RECORDED INFORMATION:
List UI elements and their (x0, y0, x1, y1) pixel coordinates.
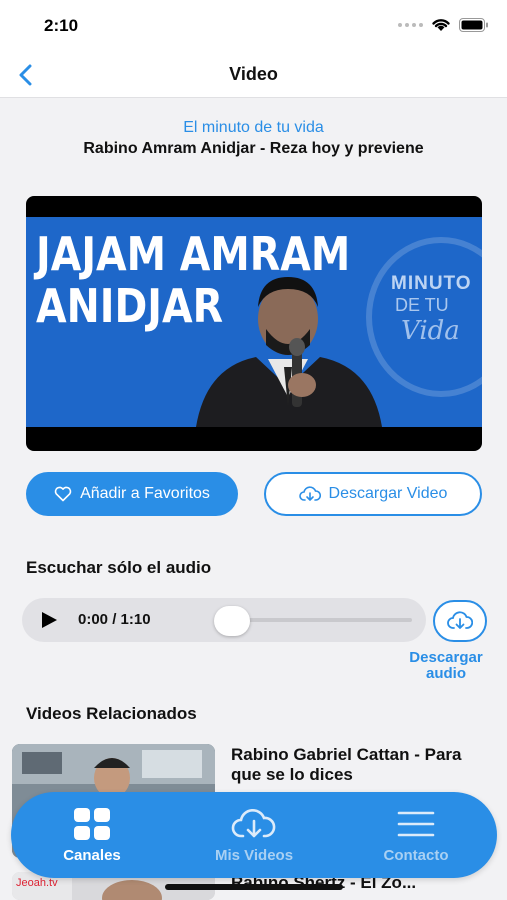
grid-icon (74, 807, 110, 840)
navigation-bar: Video (0, 52, 507, 98)
speaker-photo (196, 277, 382, 427)
audio-scrubber-handle[interactable] (214, 606, 250, 636)
download-audio-button[interactable] (433, 600, 487, 642)
svg-text:Jeoah.tv: Jeoah.tv (16, 877, 58, 889)
tab-bar: Canales Mis Videos Contacto (11, 792, 497, 878)
audio-section-heading: Escuchar sólo el audio (26, 558, 212, 577)
video-thumbnail: JAJAM AMRAM ANIDJAR MINUTO DE TU Vida (26, 217, 482, 427)
tab-mis-videos-label: Mis Videos (214, 846, 294, 864)
thumbnail-logo: MINUTO DE TU Vida (391, 273, 472, 346)
tab-mis-videos[interactable]: Mis Videos (173, 792, 335, 878)
add-to-favorites-label: Añadir a Favoritos (80, 485, 210, 502)
signal-dots-icon (398, 22, 423, 27)
channel-name[interactable]: El minuto de tu vida (0, 119, 507, 137)
cloud-download-icon (447, 611, 473, 629)
play-button[interactable] (40, 611, 58, 629)
download-audio-label[interactable]: Descargar audio (396, 650, 496, 682)
cloud-download-icon (231, 808, 276, 837)
status-icons (398, 17, 489, 32)
menu-icon (397, 811, 435, 836)
audio-time: 0:00 / 1:10 (78, 611, 151, 628)
related-videos-heading: Videos Relacionados (26, 704, 197, 723)
tab-canales-label: Canales (63, 846, 121, 864)
heart-icon (54, 486, 72, 502)
status-time: 2:10 (44, 16, 79, 35)
video-player[interactable]: JAJAM AMRAM ANIDJAR MINUTO DE TU Vida (26, 196, 482, 451)
video-title: Rabino Amram Anidjar - Reza hoy y previe… (83, 140, 424, 157)
thumbnail-logo-line3: Vida (401, 316, 460, 346)
download-video-button[interactable]: Descargar Video (264, 472, 482, 516)
page-title: Video (229, 64, 278, 84)
tab-canales[interactable]: Canales (11, 792, 173, 878)
home-indicator (165, 884, 343, 890)
battery-icon (459, 17, 488, 32)
tab-contacto[interactable]: Contacto (335, 792, 497, 878)
cloud-download-icon (298, 486, 321, 501)
status-bar: 2:10 (0, 0, 507, 52)
wifi-icon (432, 19, 450, 31)
related-video-title: Rabino Gabriel Cattan - Para que se lo d… (231, 745, 462, 784)
tab-contacto-label: Contacto (383, 846, 449, 864)
add-to-favorites-button[interactable]: Añadir a Favoritos (26, 472, 238, 516)
download-video-label: Descargar Video (328, 485, 448, 502)
thumbnail-logo-line1: MINUTO (391, 273, 472, 294)
thumbnail-logo-line2: DE TU (395, 295, 449, 315)
audio-progress-track[interactable] (232, 618, 412, 622)
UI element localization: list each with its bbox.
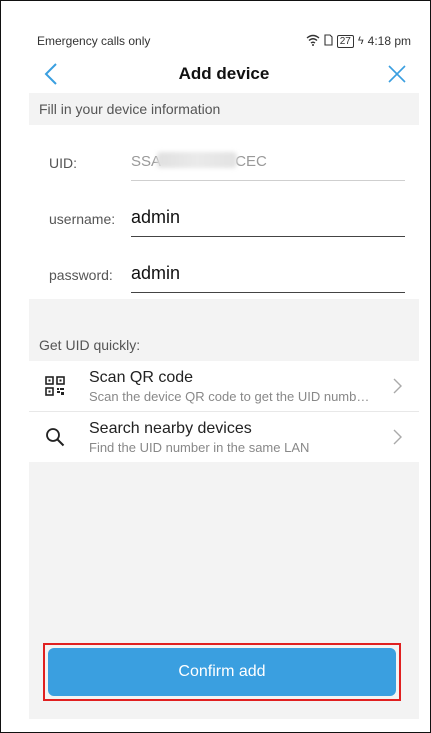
- uid-redaction: [157, 152, 237, 168]
- username-row: username:: [29, 181, 419, 237]
- nav-bar: Add device: [29, 55, 419, 93]
- phone-screen: Emergency calls only 27 ϟ 4:18 pm Add de…: [29, 27, 419, 719]
- username-input[interactable]: [131, 204, 405, 237]
- scan-qr-title: Scan QR code: [89, 368, 194, 386]
- uid-row: UID:: [29, 125, 419, 181]
- section-gap: [29, 299, 419, 329]
- username-label: username:: [49, 211, 116, 227]
- back-button[interactable]: [37, 60, 65, 88]
- chevron-left-icon: [44, 63, 57, 85]
- search-nearby-subtitle: Find the UID number in the same LAN: [89, 439, 310, 455]
- charging-icon: ϟ: [357, 35, 364, 47]
- quick-uid-header: Get UID quickly:: [29, 329, 419, 361]
- scan-qr-subtitle: Scan the device QR code to get the UID n…: [89, 388, 370, 404]
- sim-icon: [324, 33, 333, 49]
- quick-uid-list: Scan QR code Scan the device QR code to …: [29, 361, 419, 462]
- confirm-add-button[interactable]: Confirm add: [48, 648, 396, 696]
- search-nearby-text: Search nearby devices Find the UID numbe…: [89, 420, 387, 455]
- close-button[interactable]: [383, 60, 411, 88]
- confirm-highlight: Confirm add: [43, 643, 401, 701]
- close-icon: [388, 65, 406, 83]
- carrier-status: Emergency calls only: [37, 34, 151, 48]
- status-icons: 27 ϟ 4:18 pm: [306, 33, 411, 49]
- wifi-icon: [306, 34, 320, 49]
- uid-field-wrap: [131, 148, 405, 181]
- password-row: password:: [29, 237, 419, 293]
- scan-qr-text: Scan QR code Scan the device QR code to …: [89, 369, 387, 404]
- device-info-header: Fill in your device information: [29, 93, 419, 125]
- search-nearby-title: Search nearby devices: [89, 419, 252, 437]
- chevron-right-icon: [393, 429, 407, 445]
- password-label: password:: [49, 267, 113, 283]
- search-icon: [43, 425, 67, 449]
- scan-qr-item[interactable]: Scan QR code Scan the device QR code to …: [29, 361, 419, 412]
- chevron-right-icon: [393, 378, 407, 394]
- device-form: UID: username: password:: [29, 125, 419, 299]
- password-input[interactable]: [131, 260, 405, 293]
- page-title: Add device: [178, 64, 270, 83]
- search-nearby-item[interactable]: Search nearby devices Find the UID numbe…: [29, 412, 419, 462]
- uid-label: UID:: [49, 155, 77, 171]
- qr-code-icon: [43, 374, 67, 398]
- battery-icon: 27: [336, 34, 354, 48]
- status-bar: Emergency calls only 27 ϟ 4:18 pm: [29, 27, 419, 55]
- clock: 4:18 pm: [367, 34, 411, 48]
- screenshot-frame: Emergency calls only 27 ϟ 4:18 pm Add de…: [0, 0, 431, 733]
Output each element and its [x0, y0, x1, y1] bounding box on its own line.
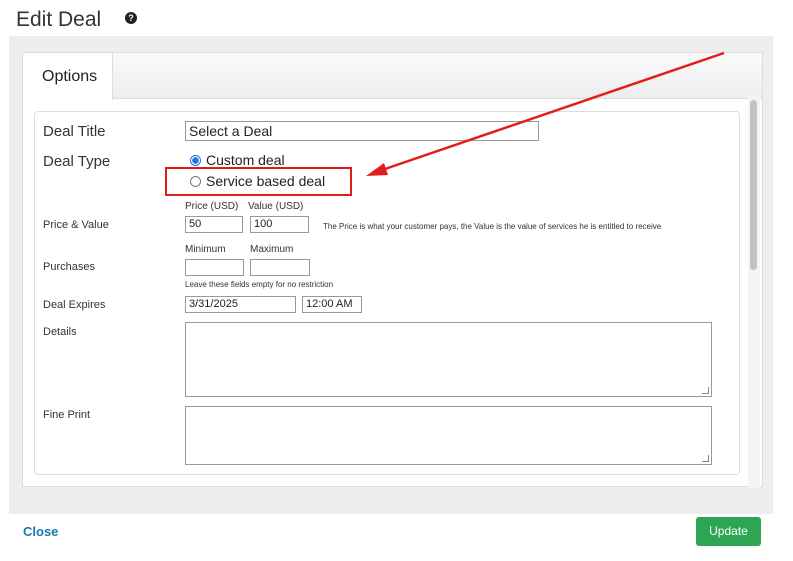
- close-link[interactable]: Close: [23, 524, 58, 539]
- edit-deal-page: Edit Deal ? Options Deal Title Select a …: [0, 0, 793, 561]
- annotation-arrow-icon: [366, 51, 725, 176]
- update-button[interactable]: Update: [696, 517, 761, 546]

PROBLEM TO WORK ON:
Please return every line of the records above verbatim, leaving out the pictures.

CORRECT OUTPUT:
List UI elements and their (x0, y0, x1, y1) pixel coordinates.
grid-icon (74, 807, 110, 840)
navigation-bar: Video (0, 52, 507, 98)
speaker-photo (196, 277, 382, 427)
audio-scrubber-handle[interactable] (214, 606, 250, 636)
download-audio-button[interactable] (433, 600, 487, 642)
svg-text:Jeoah.tv: Jeoah.tv (16, 877, 58, 889)
tab-bar: Canales Mis Videos Contacto (11, 792, 497, 878)
audio-section-heading: Escuchar sólo el audio (26, 558, 212, 577)
video-thumbnail: JAJAM AMRAM ANIDJAR MINUTO DE TU Vida (26, 217, 482, 427)
tab-mis-videos-label: Mis Videos (214, 846, 294, 864)
thumbnail-logo: MINUTO DE TU Vida (391, 273, 472, 346)
tab-mis-videos[interactable]: Mis Videos (173, 792, 335, 878)
add-to-favorites-label: Añadir a Favoritos (80, 485, 210, 502)
signal-dots-icon (398, 22, 423, 27)
channel-name[interactable]: El minuto de tu vida (0, 119, 507, 137)
cloud-download-icon (447, 611, 473, 629)
play-button[interactable] (40, 611, 58, 629)
download-audio-label[interactable]: Descargar audio (396, 650, 496, 682)
cloud-download-icon (231, 808, 276, 837)
status-icons (398, 17, 489, 32)
menu-icon (397, 811, 435, 836)
audio-time: 0:00 / 1:10 (78, 611, 151, 628)
related-videos-heading: Videos Relacionados (26, 704, 197, 723)
tab-canales-label: Canales (63, 846, 121, 864)
heart-icon (54, 486, 72, 502)
status-time: 2:10 (44, 16, 79, 35)
video-player[interactable]: JAJAM AMRAM ANIDJAR MINUTO DE TU Vida (26, 196, 482, 451)
video-title: Rabino Amram Anidjar - Reza hoy y previe… (83, 140, 424, 157)
thumbnail-logo-line3: Vida (401, 316, 460, 346)
download-video-button[interactable]: Descargar Video (264, 472, 482, 516)
page-title: Video (229, 64, 278, 84)
tab-canales[interactable]: Canales (11, 792, 173, 878)
home-indicator (165, 884, 343, 890)
battery-icon (459, 17, 488, 32)
tab-contacto[interactable]: Contacto (335, 792, 497, 878)
cloud-download-icon (298, 486, 321, 501)
status-bar: 2:10 (0, 0, 507, 52)
wifi-icon (432, 19, 450, 31)
related-video-title: Rabino Gabriel Cattan - Para que se lo d… (231, 745, 462, 784)
tab-contacto-label: Contacto (383, 846, 449, 864)
add-to-favorites-button[interactable]: Añadir a Favoritos (26, 472, 238, 516)
download-video-label: Descargar Video (328, 485, 448, 502)
thumbnail-logo-line1: MINUTO (391, 273, 472, 294)
thumbnail-logo-line2: DE TU (395, 295, 449, 315)
audio-progress-track[interactable] (232, 618, 412, 622)
UI element localization: list each with its bbox.
- uid-redaction: [157, 152, 237, 168]
- username-row: username:: [29, 181, 419, 237]
- nav-bar: Add device: [29, 55, 419, 93]
- phone-screen: Emergency calls only 27 ϟ 4:18 pm Add de…: [29, 27, 419, 719]
- username-input[interactable]: [131, 204, 405, 237]
- scan-qr-title: Scan QR code: [89, 368, 194, 386]
- uid-row: UID:: [29, 125, 419, 181]
- section-gap: [29, 299, 419, 329]
- username-label: username:: [49, 211, 116, 227]
- back-button[interactable]: [37, 60, 65, 88]
- chevron-left-icon: [44, 63, 57, 85]
- search-nearby-subtitle: Find the UID number in the same LAN: [89, 439, 310, 455]
- charging-icon: ϟ: [357, 35, 364, 47]
- quick-uid-header: Get UID quickly:: [29, 329, 419, 361]
- scan-qr-subtitle: Scan the device QR code to get the UID n…: [89, 388, 370, 404]
- sim-icon: [324, 33, 333, 49]
- quick-uid-list: Scan QR code Scan the device QR code to …: [29, 361, 419, 462]
- confirm-add-button[interactable]: Confirm add: [48, 648, 396, 696]
- search-nearby-text: Search nearby devices Find the UID numbe…: [89, 420, 387, 455]
- close-button[interactable]: [383, 60, 411, 88]
- confirm-highlight: Confirm add: [43, 643, 401, 701]
- close-icon: [388, 65, 406, 83]
- carrier-status: Emergency calls only: [37, 34, 151, 48]
- status-icons: 27 ϟ 4:18 pm: [306, 33, 411, 49]
- wifi-icon: [306, 34, 320, 49]
- uid-field-wrap: [131, 148, 405, 181]
- password-row: password:: [29, 237, 419, 293]
- scan-qr-text: Scan QR code Scan the device QR code to …: [89, 369, 387, 404]
- device-info-header: Fill in your device information: [29, 93, 419, 125]
- search-nearby-title: Search nearby devices: [89, 419, 252, 437]
- chevron-right-icon: [393, 429, 407, 445]
- password-label: password:: [49, 267, 113, 283]
- search-icon: [43, 425, 67, 449]
- scan-qr-item[interactable]: Scan QR code Scan the device QR code to …: [29, 361, 419, 412]
- chevron-right-icon: [393, 378, 407, 394]
- device-form: UID: username: password:: [29, 125, 419, 299]
- password-input[interactable]: [131, 260, 405, 293]
- page-title: Add device: [178, 64, 270, 83]
- search-nearby-item[interactable]: Search nearby devices Find the UID numbe…: [29, 412, 419, 462]
- uid-label: UID:: [49, 155, 77, 171]
- qr-code-icon: [43, 374, 67, 398]
- battery-icon: 27: [336, 34, 354, 48]
- status-bar: Emergency calls only 27 ϟ 4:18 pm: [29, 27, 419, 55]
- clock: 4:18 pm: [367, 34, 411, 48]
- screenshot-frame: Emergency calls only 27 ϟ 4:18 pm Add de…: [0, 0, 431, 733]
Output each element and its [x0, y0, x1, y1] bounding box on its own line.
- close-link[interactable]: Close: [23, 524, 58, 539]
- edit-deal-page: Edit Deal ? Options Deal Title Select a …: [0, 0, 793, 561]
- annotation-arrow-icon: [366, 51, 725, 176]
- update-button[interactable]: Update: [696, 517, 761, 546]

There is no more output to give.